WHAT THE TASK ASKS:
Please copy all the lines that follow, word for word.

SUPPLIED DATA start

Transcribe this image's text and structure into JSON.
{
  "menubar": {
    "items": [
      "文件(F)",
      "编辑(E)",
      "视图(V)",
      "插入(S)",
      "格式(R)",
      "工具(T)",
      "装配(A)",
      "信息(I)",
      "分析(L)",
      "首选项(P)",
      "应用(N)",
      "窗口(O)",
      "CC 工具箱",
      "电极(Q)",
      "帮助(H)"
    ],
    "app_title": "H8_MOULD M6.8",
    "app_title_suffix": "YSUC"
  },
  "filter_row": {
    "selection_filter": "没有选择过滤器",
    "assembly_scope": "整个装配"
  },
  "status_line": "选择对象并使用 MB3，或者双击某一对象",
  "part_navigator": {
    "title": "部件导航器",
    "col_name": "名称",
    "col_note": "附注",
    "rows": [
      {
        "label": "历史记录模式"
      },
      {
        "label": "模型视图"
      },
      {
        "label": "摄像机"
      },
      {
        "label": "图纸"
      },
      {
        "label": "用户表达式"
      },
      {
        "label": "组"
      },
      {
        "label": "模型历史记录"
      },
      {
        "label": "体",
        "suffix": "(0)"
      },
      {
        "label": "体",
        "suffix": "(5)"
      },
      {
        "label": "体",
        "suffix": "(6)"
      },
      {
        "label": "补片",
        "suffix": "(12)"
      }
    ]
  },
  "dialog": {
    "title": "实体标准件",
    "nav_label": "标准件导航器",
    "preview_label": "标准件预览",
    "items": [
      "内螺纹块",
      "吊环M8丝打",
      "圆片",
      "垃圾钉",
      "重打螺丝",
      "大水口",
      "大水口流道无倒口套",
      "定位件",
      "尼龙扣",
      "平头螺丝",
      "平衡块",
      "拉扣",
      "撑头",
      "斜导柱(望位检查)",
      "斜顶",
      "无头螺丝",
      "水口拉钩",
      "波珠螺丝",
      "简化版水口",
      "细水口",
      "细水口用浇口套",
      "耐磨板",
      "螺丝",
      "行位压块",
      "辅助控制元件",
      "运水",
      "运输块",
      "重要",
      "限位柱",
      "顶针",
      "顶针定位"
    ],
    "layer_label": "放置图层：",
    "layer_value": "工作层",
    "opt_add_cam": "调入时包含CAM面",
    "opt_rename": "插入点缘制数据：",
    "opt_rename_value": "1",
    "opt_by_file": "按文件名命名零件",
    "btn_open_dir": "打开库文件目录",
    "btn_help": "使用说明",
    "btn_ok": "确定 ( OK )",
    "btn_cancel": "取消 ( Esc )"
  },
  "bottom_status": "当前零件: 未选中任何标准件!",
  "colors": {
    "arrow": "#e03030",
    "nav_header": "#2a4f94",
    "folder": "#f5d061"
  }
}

SUPPLIED DATA end

RESULT:
Transcribe this image's text and structure into JSON.
{
  "menubar": {
    "items": [
      "文件(F)",
      "编辑(E)",
      "视图(V)",
      "插入(S)",
      "格式(R)",
      "工具(T)",
      "装配(A)",
      "信息(I)",
      "分析(L)",
      "首选项(P)",
      "应用(N)",
      "窗口(O)",
      "CC 工具箱",
      "电极(Q)",
      "帮助(H)"
    ],
    "app_title": "H8_MOULD M6.8",
    "app_title_suffix": "YSUC"
  },
  "filter_row": {
    "selection_filter": "没有选择过滤器",
    "assembly_scope": "整个装配"
  },
  "status_line": "选择对象并使用 MB3，或者双击某一对象",
  "part_navigator": {
    "title": "部件导航器",
    "col_name": "名称",
    "col_note": "附注",
    "rows": [
      {
        "label": "历史记录模式"
      },
      {
        "label": "模型视图"
      },
      {
        "label": "摄像机"
      },
      {
        "label": "图纸"
      },
      {
        "label": "用户表达式"
      },
      {
        "label": "组"
      },
      {
        "label": "模型历史记录"
      },
      {
        "label": "体",
        "suffix": "(0)"
      },
      {
        "label": "体",
        "suffix": "(5)"
      },
      {
        "label": "体",
        "suffix": "(6)"
      },
      {
        "label": "补片",
        "suffix": "(12)"
      }
    ]
  },
  "dialog": {
    "title": "实体标准件",
    "nav_label": "标准件导航器",
    "preview_label": "标准件预览",
    "items": [
      "内螺纹块",
      "吊环M8丝打",
      "圆片",
      "垃圾钉",
      "重打螺丝",
      "大水口",
      "大水口流道无倒口套",
      "定位件",
      "尼龙扣",
      "平头螺丝",
      "平衡块",
      "拉扣",
      "撑头",
      "斜导柱(望位检查)",
      "斜顶",
      "无头螺丝",
      "水口拉钩",
      "波珠螺丝",
      "简化版水口",
      "细水口",
      "细水口用浇口套",
      "耐磨板",
      "螺丝",
      "行位压块",
      "辅助控制元件",
      "运水",
      "运输块",
      "重要",
      "限位柱",
      "顶针",
      "顶针定位"
    ],
    "layer_label": "放置图层：",
    "layer_value": "工作层",
    "opt_add_cam": "调入时包含CAM面",
    "opt_rename": "插入点缘制数据：",
    "opt_rename_value": "1",
    "opt_by_file": "按文件名命名零件",
    "btn_open_dir": "打开库文件目录",
    "btn_help": "使用说明",
    "btn_ok": "确定 ( OK )",
    "btn_cancel": "取消 ( Esc )"
  },
  "bottom_status": "当前零件: 未选中任何标准件!",
  "colors": {
    "arrow": "#e03030",
    "nav_header": "#2a4f94",
    "folder": "#f5d061"
  }
}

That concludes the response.